Records for the exercise:
++++++++

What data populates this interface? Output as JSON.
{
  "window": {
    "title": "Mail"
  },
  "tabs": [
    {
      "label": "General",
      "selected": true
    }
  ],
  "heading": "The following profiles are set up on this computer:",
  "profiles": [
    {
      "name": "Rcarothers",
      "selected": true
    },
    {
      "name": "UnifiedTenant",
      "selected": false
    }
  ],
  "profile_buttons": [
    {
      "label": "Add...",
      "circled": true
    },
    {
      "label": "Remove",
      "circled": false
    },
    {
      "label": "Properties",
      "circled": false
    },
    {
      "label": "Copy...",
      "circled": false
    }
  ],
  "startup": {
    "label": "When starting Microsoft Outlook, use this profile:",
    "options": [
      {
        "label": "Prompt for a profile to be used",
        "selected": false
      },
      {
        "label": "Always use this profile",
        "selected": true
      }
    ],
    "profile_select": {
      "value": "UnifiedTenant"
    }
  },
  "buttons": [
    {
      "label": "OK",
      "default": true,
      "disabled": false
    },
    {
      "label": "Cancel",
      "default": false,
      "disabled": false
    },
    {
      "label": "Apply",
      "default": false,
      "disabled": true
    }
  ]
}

++++++++

Task details:
Using the records above, pull out each line where the word "UnifiedTenant" occurs.

Exercise answer:
      "name": "UnifiedTenant",
      "value": "UnifiedTenant"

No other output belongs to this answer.